Your task is to print every entry below exactly as given.
--- begin Provided entries ---
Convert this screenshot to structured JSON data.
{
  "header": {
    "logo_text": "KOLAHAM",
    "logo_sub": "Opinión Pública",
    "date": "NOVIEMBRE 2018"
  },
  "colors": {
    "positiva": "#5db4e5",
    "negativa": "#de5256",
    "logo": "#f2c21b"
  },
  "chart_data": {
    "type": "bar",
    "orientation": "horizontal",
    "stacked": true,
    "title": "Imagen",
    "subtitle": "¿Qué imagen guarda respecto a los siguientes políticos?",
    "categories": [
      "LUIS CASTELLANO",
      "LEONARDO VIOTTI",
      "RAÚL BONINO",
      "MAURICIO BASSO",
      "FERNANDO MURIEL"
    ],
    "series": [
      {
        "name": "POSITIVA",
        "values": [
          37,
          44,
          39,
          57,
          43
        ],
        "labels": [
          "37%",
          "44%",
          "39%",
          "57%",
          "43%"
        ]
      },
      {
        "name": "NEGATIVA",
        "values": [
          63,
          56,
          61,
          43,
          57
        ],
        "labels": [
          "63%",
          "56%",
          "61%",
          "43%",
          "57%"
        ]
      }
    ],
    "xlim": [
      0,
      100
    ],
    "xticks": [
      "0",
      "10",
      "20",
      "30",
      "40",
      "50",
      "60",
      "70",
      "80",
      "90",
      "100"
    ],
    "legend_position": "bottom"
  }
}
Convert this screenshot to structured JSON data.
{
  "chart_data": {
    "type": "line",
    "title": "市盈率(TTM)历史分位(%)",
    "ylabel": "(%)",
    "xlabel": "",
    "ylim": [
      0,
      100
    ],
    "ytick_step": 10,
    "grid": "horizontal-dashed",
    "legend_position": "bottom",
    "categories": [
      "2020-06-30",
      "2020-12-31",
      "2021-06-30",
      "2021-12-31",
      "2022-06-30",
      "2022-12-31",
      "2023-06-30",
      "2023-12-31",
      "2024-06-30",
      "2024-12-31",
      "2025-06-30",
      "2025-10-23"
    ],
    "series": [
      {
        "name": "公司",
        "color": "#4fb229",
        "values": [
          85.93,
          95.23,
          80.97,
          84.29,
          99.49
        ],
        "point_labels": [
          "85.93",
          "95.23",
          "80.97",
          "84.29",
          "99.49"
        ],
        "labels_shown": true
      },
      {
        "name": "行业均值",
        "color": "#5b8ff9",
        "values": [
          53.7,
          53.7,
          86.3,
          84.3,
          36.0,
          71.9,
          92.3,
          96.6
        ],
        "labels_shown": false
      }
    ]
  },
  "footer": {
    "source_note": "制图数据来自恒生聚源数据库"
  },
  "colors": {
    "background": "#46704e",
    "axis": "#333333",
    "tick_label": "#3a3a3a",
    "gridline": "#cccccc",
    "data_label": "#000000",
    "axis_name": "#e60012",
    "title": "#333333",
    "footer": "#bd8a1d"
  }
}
--- end Provided entries ---
- **Solution**:
Convert this screenshot to structured JSON data.
{
  "header": {
    "logo_text": "KOLAHAM",
    "logo_sub": "Opinión Pública",
    "date": "NOVIEMBRE 2018"
  },
  "colors": {
    "positiva": "#5db4e5",
    "negativa": "#de5256",
    "logo": "#f2c21b"
  },
  "chart_data": {
    "type": "bar",
    "orientation": "horizontal",
    "stacked": true,
    "title": "Imagen",
    "subtitle": "¿Qué imagen guarda respecto a los siguientes políticos?",
    "categories": [
      "LUIS CASTELLANO",
      "LEONARDO VIOTTI",
      "RAÚL BONINO",
      "MAURICIO BASSO",
      "FERNANDO MURIEL"
    ],
    "series": [
      {
        "name": "POSITIVA",
        "values": [
          37,
          44,
          39,
          57,
          43
        ],
        "labels": [
          "37%",
          "44%",
          "39%",
          "57%",
          "43%"
        ]
      },
      {
        "name": "NEGATIVA",
        "values": [
          63,
          56,
          61,
          43,
          57
        ],
        "labels": [
          "63%",
          "56%",
          "61%",
          "43%",
          "57%"
        ]
      }
    ],
    "xlim": [
      0,
      100
    ],
    "xticks": [
      "0",
      "10",
      "20",
      "30",
      "40",
      "50",
      "60",
      "70",
      "80",
      "90",
      "100"
    ],
    "legend_position": "bottom"
  }
}
Convert this screenshot to structured JSON data.
{
  "chart_data": {
    "type": "line",
    "title": "市盈率(TTM)历史分位(%)",
    "ylabel": "(%)",
    "xlabel": "",
    "ylim": [
      0,
      100
    ],
    "ytick_step": 10,
    "grid": "horizontal-dashed",
    "legend_position": "bottom",
    "categories": [
      "2020-06-30",
      "2020-12-31",
      "2021-06-30",
      "2021-12-31",
      "2022-06-30",
      "2022-12-31",
      "2023-06-30",
      "2023-12-31",
      "2024-06-30",
      "2024-12-31",
      "2025-06-30",
      "2025-10-23"
    ],
    "series": [
      {
        "name": "公司",
        "color": "#4fb229",
        "values": [
          85.93,
          95.23,
          80.97,
          84.29,
          99.49
        ],
        "point_labels": [
          "85.93",
          "95.23",
          "80.97",
          "84.29",
          "99.49"
        ],
        "labels_shown": true
      },
      {
        "name": "行业均值",
        "color": "#5b8ff9",
        "values": [
          53.7,
          53.7,
          86.3,
          84.3,
          36.0,
          71.9,
          92.3,
          96.6
        ],
        "labels_shown": false
      }
    ]
  },
  "footer": {
    "source_note": "制图数据来自恒生聚源数据库"
  },
  "colors": {
    "background": "#46704e",
    "axis": "#333333",
    "tick_label": "#3a3a3a",
    "gridline": "#cccccc",
    "data_label": "#000000",
    "axis_name": "#e60012",
    "title": "#333333",
    "footer": "#bd8a1d"
  }
}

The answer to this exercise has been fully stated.